Supplied information:
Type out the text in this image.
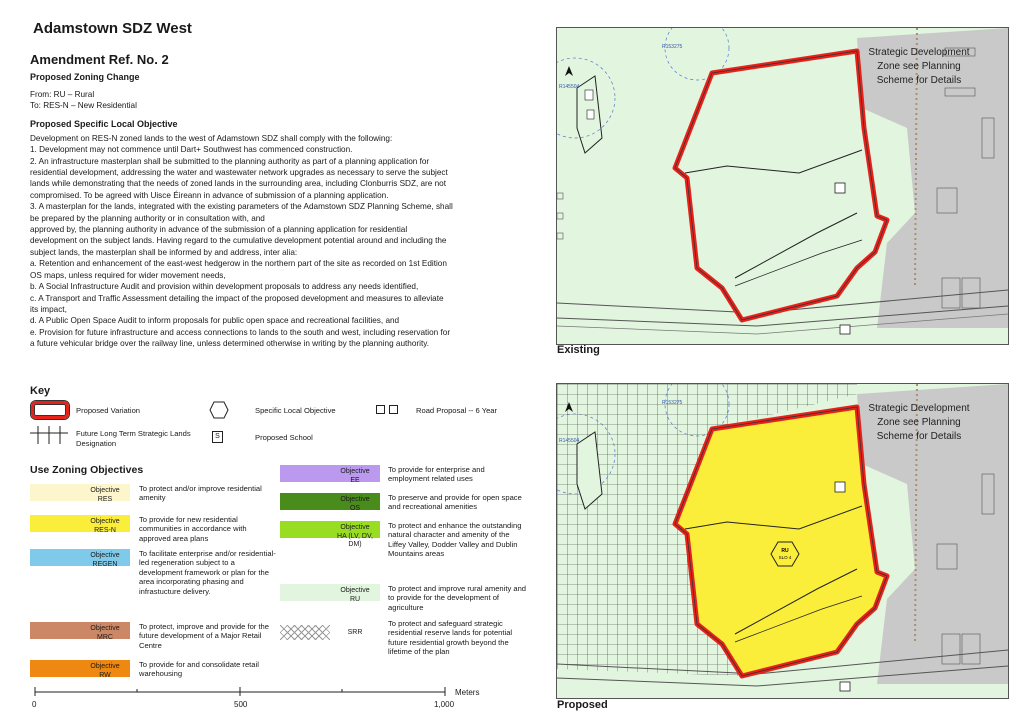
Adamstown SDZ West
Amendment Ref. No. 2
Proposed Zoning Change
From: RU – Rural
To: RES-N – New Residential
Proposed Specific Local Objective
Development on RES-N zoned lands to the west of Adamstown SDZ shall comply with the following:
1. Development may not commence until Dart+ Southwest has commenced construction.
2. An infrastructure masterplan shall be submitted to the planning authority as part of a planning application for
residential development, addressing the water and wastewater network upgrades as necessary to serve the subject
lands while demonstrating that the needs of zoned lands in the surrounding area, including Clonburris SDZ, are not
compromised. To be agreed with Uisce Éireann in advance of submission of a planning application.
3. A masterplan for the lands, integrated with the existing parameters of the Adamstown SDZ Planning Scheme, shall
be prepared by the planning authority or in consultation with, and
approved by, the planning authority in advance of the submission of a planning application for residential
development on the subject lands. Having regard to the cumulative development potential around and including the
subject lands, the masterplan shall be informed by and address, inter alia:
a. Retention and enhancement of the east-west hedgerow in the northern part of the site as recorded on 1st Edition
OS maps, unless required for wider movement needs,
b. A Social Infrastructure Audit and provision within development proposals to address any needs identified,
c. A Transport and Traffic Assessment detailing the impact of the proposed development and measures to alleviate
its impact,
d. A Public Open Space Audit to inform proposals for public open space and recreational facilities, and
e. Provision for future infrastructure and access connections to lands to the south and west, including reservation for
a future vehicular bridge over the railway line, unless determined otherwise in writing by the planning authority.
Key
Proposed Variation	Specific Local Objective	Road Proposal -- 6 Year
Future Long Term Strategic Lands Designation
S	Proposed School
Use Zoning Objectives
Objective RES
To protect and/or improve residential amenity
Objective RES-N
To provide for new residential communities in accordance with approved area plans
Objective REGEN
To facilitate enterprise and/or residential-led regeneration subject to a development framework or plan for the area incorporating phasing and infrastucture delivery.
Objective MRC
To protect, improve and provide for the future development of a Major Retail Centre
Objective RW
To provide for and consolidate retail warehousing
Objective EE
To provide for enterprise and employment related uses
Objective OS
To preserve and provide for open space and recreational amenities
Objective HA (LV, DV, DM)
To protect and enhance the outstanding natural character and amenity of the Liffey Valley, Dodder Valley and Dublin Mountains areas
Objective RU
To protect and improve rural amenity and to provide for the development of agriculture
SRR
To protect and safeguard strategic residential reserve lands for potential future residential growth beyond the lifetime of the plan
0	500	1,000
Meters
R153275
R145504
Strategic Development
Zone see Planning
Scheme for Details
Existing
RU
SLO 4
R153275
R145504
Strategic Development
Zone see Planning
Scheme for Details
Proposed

Exercise directions: Pick out every line above that holds the word "unless" and copy it.

Solution below:
OS maps, unless required for wider movement needs,
a future vehicular bridge over the railway line, unless determined otherwise in writing by the planning authority.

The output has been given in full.